# [What is needed]
Reproduce all entries precisely, down to the last character.

# [Given records]
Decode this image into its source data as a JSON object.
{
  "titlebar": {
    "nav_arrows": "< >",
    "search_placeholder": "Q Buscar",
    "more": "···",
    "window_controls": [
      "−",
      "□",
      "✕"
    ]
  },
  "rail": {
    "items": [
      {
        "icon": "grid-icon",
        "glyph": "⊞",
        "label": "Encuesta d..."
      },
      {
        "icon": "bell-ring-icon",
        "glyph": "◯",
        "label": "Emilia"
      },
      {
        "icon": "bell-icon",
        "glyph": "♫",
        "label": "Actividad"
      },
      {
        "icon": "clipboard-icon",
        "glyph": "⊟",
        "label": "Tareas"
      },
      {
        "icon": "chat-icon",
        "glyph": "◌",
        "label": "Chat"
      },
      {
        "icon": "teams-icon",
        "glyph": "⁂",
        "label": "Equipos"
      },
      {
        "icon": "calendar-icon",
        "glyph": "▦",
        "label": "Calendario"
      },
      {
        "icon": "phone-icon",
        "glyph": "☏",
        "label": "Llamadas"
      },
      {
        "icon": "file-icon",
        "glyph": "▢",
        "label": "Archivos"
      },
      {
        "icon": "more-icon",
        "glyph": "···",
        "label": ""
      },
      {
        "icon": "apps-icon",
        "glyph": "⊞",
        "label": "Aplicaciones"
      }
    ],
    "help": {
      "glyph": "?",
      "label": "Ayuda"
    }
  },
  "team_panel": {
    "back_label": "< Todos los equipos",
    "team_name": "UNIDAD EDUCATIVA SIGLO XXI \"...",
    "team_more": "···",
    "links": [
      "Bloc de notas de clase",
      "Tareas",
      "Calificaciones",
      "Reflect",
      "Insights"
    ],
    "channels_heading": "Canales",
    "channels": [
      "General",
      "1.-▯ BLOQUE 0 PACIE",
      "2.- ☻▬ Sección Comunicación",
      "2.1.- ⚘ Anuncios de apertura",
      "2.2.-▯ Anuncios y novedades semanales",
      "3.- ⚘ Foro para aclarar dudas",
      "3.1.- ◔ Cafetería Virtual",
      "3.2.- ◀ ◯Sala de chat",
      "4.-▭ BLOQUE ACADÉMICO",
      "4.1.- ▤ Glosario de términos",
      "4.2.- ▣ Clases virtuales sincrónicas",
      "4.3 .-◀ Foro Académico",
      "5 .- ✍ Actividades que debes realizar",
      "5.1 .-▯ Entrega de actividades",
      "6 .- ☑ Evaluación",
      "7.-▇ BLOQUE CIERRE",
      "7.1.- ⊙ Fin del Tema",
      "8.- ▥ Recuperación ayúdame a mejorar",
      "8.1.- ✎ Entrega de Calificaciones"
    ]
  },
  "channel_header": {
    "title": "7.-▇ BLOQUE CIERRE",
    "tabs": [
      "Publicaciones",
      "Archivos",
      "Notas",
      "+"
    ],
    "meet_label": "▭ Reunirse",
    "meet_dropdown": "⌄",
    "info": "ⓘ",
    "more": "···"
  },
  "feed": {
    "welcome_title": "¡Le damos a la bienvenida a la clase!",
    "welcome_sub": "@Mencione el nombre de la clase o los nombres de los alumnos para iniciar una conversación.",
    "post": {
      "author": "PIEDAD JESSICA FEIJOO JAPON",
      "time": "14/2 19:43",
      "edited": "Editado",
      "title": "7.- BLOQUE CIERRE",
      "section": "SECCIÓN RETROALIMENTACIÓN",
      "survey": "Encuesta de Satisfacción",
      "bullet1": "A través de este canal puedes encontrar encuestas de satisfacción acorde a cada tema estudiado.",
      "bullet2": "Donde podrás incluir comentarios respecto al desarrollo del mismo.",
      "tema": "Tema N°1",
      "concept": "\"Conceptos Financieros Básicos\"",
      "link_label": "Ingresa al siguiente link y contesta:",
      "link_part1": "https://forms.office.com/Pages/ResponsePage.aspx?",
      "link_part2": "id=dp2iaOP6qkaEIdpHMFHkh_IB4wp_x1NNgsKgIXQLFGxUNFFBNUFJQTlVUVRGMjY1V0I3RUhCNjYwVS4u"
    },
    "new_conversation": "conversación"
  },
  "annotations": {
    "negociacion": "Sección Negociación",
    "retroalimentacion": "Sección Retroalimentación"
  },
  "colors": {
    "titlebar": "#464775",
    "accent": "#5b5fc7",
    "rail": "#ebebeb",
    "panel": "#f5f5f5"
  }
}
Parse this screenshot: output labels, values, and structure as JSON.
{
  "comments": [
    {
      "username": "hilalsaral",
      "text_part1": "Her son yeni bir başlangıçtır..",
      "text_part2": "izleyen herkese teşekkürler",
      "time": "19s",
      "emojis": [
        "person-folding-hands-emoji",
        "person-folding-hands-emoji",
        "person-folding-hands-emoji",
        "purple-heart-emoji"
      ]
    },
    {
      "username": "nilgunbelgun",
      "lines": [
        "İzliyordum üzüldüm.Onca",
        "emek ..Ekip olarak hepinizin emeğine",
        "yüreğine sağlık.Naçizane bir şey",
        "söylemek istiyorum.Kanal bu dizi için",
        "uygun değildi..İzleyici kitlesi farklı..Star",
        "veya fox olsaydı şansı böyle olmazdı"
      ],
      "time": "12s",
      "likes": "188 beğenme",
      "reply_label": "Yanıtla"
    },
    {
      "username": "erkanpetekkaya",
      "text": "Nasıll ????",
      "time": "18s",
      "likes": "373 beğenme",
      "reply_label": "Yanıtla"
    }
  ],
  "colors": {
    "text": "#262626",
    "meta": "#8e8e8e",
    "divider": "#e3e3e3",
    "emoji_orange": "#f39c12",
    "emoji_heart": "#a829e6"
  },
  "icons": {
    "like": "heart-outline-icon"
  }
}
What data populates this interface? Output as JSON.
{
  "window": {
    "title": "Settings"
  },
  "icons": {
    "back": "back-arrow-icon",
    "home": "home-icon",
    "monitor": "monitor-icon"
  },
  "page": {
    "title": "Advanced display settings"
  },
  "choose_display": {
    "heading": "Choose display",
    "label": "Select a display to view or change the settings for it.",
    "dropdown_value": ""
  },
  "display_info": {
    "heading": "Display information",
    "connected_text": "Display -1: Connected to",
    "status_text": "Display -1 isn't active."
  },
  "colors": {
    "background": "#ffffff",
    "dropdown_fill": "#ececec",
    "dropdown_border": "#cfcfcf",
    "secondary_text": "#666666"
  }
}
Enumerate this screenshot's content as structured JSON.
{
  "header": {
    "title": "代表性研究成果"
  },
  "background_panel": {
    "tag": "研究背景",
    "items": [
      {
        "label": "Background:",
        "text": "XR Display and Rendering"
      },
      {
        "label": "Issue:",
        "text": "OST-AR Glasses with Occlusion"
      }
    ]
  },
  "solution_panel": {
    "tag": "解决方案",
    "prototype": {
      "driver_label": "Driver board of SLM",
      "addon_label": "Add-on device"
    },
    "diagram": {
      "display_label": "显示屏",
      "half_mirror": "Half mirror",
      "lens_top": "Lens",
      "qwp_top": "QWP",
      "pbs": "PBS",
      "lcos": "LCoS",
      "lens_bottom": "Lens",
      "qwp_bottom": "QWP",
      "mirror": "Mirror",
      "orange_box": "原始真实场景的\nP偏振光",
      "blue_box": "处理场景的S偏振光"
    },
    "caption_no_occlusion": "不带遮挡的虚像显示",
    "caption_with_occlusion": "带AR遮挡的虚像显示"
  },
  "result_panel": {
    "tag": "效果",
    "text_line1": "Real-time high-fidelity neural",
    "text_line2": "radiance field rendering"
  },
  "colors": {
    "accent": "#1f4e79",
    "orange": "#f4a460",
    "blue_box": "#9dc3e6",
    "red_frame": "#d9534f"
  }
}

# [Full solution]
Decode this image into its source data as a JSON object.
{
  "titlebar": {
    "nav_arrows": "< >",
    "search_placeholder": "Q Buscar",
    "more": "···",
    "window_controls": [
      "−",
      "□",
      "✕"
    ]
  },
  "rail": {
    "items": [
      {
        "icon": "grid-icon",
        "glyph": "⊞",
        "label": "Encuesta d..."
      },
      {
        "icon": "bell-ring-icon",
        "glyph": "◯",
        "label": "Emilia"
      },
      {
        "icon": "bell-icon",
        "glyph": "♫",
        "label": "Actividad"
      },
      {
        "icon": "clipboard-icon",
        "glyph": "⊟",
        "label": "Tareas"
      },
      {
        "icon": "chat-icon",
        "glyph": "◌",
        "label": "Chat"
      },
      {
        "icon": "teams-icon",
        "glyph": "⁂",
        "label": "Equipos"
      },
      {
        "icon": "calendar-icon",
        "glyph": "▦",
        "label": "Calendario"
      },
      {
        "icon": "phone-icon",
        "glyph": "☏",
        "label": "Llamadas"
      },
      {
        "icon": "file-icon",
        "glyph": "▢",
        "label": "Archivos"
      },
      {
        "icon": "more-icon",
        "glyph": "···",
        "label": ""
      },
      {
        "icon": "apps-icon",
        "glyph": "⊞",
        "label": "Aplicaciones"
      }
    ],
    "help": {
      "glyph": "?",
      "label": "Ayuda"
    }
  },
  "team_panel": {
    "back_label": "< Todos los equipos",
    "team_name": "UNIDAD EDUCATIVA SIGLO XXI \"...",
    "team_more": "···",
    "links": [
      "Bloc de notas de clase",
      "Tareas",
      "Calificaciones",
      "Reflect",
      "Insights"
    ],
    "channels_heading": "Canales",
    "channels": [
      "General",
      "1.-▯ BLOQUE 0 PACIE",
      "2.- ☻▬ Sección Comunicación",
      "2.1.- ⚘ Anuncios de apertura",
      "2.2.-▯ Anuncios y novedades semanales",
      "3.- ⚘ Foro para aclarar dudas",
      "3.1.- ◔ Cafetería Virtual",
      "3.2.- ◀ ◯Sala de chat",
      "4.-▭ BLOQUE ACADÉMICO",
      "4.1.- ▤ Glosario de términos",
      "4.2.- ▣ Clases virtuales sincrónicas",
      "4.3 .-◀ Foro Académico",
      "5 .- ✍ Actividades que debes realizar",
      "5.1 .-▯ Entrega de actividades",
      "6 .- ☑ Evaluación",
      "7.-▇ BLOQUE CIERRE",
      "7.1.- ⊙ Fin del Tema",
      "8.- ▥ Recuperación ayúdame a mejorar",
      "8.1.- ✎ Entrega de Calificaciones"
    ]
  },
  "channel_header": {
    "title": "7.-▇ BLOQUE CIERRE",
    "tabs": [
      "Publicaciones",
      "Archivos",
      "Notas",
      "+"
    ],
    "meet_label": "▭ Reunirse",
    "meet_dropdown": "⌄",
    "info": "ⓘ",
    "more": "···"
  },
  "feed": {
    "welcome_title": "¡Le damos a la bienvenida a la clase!",
    "welcome_sub": "@Mencione el nombre de la clase o los nombres de los alumnos para iniciar una conversación.",
    "post": {
      "author": "PIEDAD JESSICA FEIJOO JAPON",
      "time": "14/2 19:43",
      "edited": "Editado",
      "title": "7.- BLOQUE CIERRE",
      "section": "SECCIÓN RETROALIMENTACIÓN",
      "survey": "Encuesta de Satisfacción",
      "bullet1": "A través de este canal puedes encontrar encuestas de satisfacción acorde a cada tema estudiado.",
      "bullet2": "Donde podrás incluir comentarios respecto al desarrollo del mismo.",
      "tema": "Tema N°1",
      "concept": "\"Conceptos Financieros Básicos\"",
      "link_label": "Ingresa al siguiente link y contesta:",
      "link_part1": "https://forms.office.com/Pages/ResponsePage.aspx?",
      "link_part2": "id=dp2iaOP6qkaEIdpHMFHkh_IB4wp_x1NNgsKgIXQLFGxUNFFBNUFJQTlVUVRGMjY1V0I3RUhCNjYwVS4u"
    },
    "new_conversation": "conversación"
  },
  "annotations": {
    "negociacion": "Sección Negociación",
    "retroalimentacion": "Sección Retroalimentación"
  },
  "colors": {
    "titlebar": "#464775",
    "accent": "#5b5fc7",
    "rail": "#ebebeb",
    "panel": "#f5f5f5"
  }
}
Parse this screenshot: output labels, values, and structure as JSON.
{
  "comments": [
    {
      "username": "hilalsaral",
      "text_part1": "Her son yeni bir başlangıçtır..",
      "text_part2": "izleyen herkese teşekkürler",
      "time": "19s",
      "emojis": [
        "person-folding-hands-emoji",
        "person-folding-hands-emoji",
        "person-folding-hands-emoji",
        "purple-heart-emoji"
      ]
    },
    {
      "username": "nilgunbelgun",
      "lines": [
        "İzliyordum üzüldüm.Onca",
        "emek ..Ekip olarak hepinizin emeğine",
        "yüreğine sağlık.Naçizane bir şey",
        "söylemek istiyorum.Kanal bu dizi için",
        "uygun değildi..İzleyici kitlesi farklı..Star",
        "veya fox olsaydı şansı böyle olmazdı"
      ],
      "time": "12s",
      "likes": "188 beğenme",
      "reply_label": "Yanıtla"
    },
    {
      "username": "erkanpetekkaya",
      "text": "Nasıll ????",
      "time": "18s",
      "likes": "373 beğenme",
      "reply_label": "Yanıtla"
    }
  ],
  "colors": {
    "text": "#262626",
    "meta": "#8e8e8e",
    "divider": "#e3e3e3",
    "emoji_orange": "#f39c12",
    "emoji_heart": "#a829e6"
  },
  "icons": {
    "like": "heart-outline-icon"
  }
}
What data populates this interface? Output as JSON.
{
  "window": {
    "title": "Settings"
  },
  "icons": {
    "back": "back-arrow-icon",
    "home": "home-icon",
    "monitor": "monitor-icon"
  },
  "page": {
    "title": "Advanced display settings"
  },
  "choose_display": {
    "heading": "Choose display",
    "label": "Select a display to view or change the settings for it.",
    "dropdown_value": ""
  },
  "display_info": {
    "heading": "Display information",
    "connected_text": "Display -1: Connected to",
    "status_text": "Display -1 isn't active."
  },
  "colors": {
    "background": "#ffffff",
    "dropdown_fill": "#ececec",
    "dropdown_border": "#cfcfcf",
    "secondary_text": "#666666"
  }
}
Enumerate this screenshot's content as structured JSON.
{
  "header": {
    "title": "代表性研究成果"
  },
  "background_panel": {
    "tag": "研究背景",
    "items": [
      {
        "label": "Background:",
        "text": "XR Display and Rendering"
      },
      {
        "label": "Issue:",
        "text": "OST-AR Glasses with Occlusion"
      }
    ]
  },
  "solution_panel": {
    "tag": "解决方案",
    "prototype": {
      "driver_label": "Driver board of SLM",
      "addon_label": "Add-on device"
    },
    "diagram": {
      "display_label": "显示屏",
      "half_mirror": "Half mirror",
      "lens_top": "Lens",
      "qwp_top": "QWP",
      "pbs": "PBS",
      "lcos": "LCoS",
      "lens_bottom": "Lens",
      "qwp_bottom": "QWP",
      "mirror": "Mirror",
      "orange_box": "原始真实场景的\nP偏振光",
      "blue_box": "处理场景的S偏振光"
    },
    "caption_no_occlusion": "不带遮挡的虚像显示",
    "caption_with_occlusion": "带AR遮挡的虚像显示"
  },
  "result_panel": {
    "tag": "效果",
    "text_line1": "Real-time high-fidelity neural",
    "text_line2": "radiance field rendering"
  },
  "colors": {
    "accent": "#1f4e79",
    "orange": "#f4a460",
    "blue_box": "#9dc3e6",
    "red_frame": "#d9534f"
  }
}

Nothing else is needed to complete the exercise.